(Records from a collection of figures)
_ _ _ _

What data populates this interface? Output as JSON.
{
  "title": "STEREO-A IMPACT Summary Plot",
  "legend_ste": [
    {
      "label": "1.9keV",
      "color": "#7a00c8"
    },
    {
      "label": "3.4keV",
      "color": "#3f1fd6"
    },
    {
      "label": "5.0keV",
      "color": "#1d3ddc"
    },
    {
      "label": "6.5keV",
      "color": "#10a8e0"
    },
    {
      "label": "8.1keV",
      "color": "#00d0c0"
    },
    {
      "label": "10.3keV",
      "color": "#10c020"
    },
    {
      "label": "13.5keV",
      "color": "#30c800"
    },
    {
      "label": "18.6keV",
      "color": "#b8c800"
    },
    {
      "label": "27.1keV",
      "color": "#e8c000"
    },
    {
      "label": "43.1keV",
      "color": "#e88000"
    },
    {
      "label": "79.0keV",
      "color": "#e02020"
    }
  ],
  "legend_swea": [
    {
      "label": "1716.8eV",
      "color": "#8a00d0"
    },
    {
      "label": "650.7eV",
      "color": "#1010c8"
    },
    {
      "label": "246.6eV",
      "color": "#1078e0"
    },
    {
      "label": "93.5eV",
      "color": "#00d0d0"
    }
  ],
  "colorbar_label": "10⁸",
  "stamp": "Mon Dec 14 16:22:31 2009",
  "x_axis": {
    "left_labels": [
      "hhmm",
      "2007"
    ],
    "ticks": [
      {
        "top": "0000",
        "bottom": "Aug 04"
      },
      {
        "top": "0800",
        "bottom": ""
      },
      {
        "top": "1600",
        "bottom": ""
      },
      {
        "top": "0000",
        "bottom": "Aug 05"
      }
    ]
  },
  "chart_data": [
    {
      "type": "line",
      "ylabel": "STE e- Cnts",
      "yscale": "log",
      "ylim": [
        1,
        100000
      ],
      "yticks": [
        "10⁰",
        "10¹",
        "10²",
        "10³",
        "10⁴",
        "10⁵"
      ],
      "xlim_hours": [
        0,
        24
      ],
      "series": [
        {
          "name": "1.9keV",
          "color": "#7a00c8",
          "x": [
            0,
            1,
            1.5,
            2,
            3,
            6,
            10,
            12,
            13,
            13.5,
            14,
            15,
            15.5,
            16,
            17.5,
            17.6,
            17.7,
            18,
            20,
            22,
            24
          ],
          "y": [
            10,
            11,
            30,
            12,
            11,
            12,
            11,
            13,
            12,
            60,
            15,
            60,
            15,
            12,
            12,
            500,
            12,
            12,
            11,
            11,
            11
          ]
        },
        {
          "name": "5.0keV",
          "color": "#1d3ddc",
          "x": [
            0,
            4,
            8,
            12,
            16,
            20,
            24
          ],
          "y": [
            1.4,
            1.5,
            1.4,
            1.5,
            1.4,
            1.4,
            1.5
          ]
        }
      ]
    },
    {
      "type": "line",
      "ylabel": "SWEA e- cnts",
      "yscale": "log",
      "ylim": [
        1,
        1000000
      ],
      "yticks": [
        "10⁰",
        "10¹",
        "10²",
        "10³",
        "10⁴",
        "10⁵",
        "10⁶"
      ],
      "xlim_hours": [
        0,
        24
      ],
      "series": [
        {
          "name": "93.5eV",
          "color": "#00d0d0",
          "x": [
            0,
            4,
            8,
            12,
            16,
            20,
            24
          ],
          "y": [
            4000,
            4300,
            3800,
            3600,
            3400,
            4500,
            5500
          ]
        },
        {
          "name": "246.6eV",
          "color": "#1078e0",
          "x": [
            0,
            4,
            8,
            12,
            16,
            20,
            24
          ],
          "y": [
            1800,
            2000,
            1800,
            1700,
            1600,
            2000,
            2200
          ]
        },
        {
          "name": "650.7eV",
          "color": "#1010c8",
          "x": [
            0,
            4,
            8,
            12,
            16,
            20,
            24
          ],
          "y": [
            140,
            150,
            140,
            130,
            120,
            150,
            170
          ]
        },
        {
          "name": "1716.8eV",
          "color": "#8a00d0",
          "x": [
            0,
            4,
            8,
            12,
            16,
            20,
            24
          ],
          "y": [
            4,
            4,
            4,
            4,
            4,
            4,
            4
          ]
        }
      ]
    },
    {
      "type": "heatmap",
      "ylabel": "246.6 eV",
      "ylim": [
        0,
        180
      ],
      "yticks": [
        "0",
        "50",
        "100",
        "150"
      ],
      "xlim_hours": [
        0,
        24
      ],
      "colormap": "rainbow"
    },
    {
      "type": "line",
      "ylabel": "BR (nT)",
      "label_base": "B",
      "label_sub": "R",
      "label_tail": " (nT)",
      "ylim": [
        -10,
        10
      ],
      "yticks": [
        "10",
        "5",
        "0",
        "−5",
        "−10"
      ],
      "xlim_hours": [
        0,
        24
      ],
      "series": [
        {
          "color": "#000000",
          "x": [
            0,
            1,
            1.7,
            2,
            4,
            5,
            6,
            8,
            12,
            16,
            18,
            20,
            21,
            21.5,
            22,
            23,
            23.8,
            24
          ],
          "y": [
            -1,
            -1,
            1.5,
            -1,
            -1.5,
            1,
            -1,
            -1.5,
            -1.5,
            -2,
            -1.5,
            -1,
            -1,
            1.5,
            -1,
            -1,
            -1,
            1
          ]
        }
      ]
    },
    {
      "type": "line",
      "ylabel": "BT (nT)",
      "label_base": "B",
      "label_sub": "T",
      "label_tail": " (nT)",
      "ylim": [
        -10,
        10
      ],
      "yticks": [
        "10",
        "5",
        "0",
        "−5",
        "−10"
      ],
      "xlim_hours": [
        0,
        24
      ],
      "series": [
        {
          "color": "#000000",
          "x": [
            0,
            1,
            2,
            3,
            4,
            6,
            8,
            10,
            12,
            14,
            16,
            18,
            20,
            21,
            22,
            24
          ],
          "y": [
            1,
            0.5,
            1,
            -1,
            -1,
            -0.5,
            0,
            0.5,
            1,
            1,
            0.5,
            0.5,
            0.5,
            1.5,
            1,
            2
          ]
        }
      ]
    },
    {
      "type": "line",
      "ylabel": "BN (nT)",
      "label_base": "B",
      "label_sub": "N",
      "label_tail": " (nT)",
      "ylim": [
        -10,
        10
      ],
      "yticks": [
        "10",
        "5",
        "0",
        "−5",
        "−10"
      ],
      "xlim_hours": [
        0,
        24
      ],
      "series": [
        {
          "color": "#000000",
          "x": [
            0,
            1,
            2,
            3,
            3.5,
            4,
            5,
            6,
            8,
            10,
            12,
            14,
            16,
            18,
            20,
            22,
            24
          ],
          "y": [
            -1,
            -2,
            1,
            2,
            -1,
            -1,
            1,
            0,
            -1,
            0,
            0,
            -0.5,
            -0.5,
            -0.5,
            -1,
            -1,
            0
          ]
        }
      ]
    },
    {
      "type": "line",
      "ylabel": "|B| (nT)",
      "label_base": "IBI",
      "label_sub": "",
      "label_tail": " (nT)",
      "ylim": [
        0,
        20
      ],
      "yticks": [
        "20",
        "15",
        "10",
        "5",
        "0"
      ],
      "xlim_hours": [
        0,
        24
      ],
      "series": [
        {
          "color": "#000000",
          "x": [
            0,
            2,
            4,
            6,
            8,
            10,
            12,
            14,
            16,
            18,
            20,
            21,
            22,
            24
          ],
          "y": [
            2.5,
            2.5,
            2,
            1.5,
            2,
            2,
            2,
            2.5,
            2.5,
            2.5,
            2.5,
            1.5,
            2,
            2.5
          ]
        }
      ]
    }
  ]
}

_ _ _ _

*Requirements*.
In the records shown above, how many lines include the word "ylabel"? Answer with the number only.

*Solution to this task*.
7